WHAT THE EXERCISE ASKS: How many lines of these entries hold the string "clips"? Answer with the number alone.

Recorded data:
>>>>

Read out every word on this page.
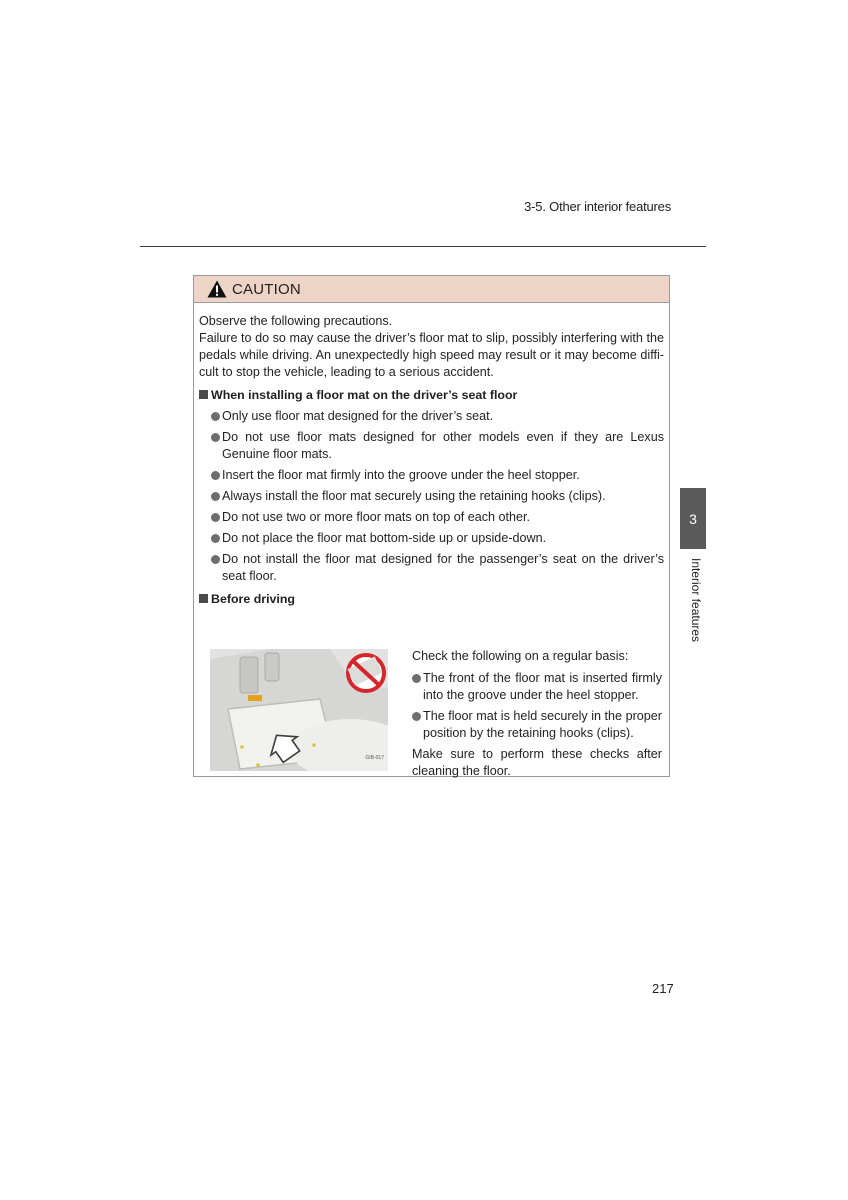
3-5. Other interior features
CAUTION

Observe the following precautions.

Failure to do so may cause the driver’s floor mat to slip, possibly interfering with the pedals while driving. An unexpectedly high speed may result or it may become diffi-cult to stop the vehicle, leading to a serious accident.

When installing a floor mat on the driver’s seat floor
Only use floor mat designed for the driver’s seat.
Do not use floor mats designed for other models even if they are Lexus Genuine floor mats.
Insert the floor mat firmly into the groove under the heel stopper.
Always install the floor mat securely using the retaining hooks (clips).
Do not use two or more floor mats on top of each other.
Do not place the floor mat bottom-side up or upside-down.
Do not install the floor mat designed for the passenger’s seat on the driver’s seat floor.
Before driving
GIB-017

Check the following on a regular basis:

The front of the floor mat is inserted firmly into the groove under the heel stopper.
The floor mat is held securely in the proper position by the retaining hooks (clips).

Make sure to perform these checks after cleaning the floor.

3
Interior features
217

<<<<

TASK OUTPUT: 2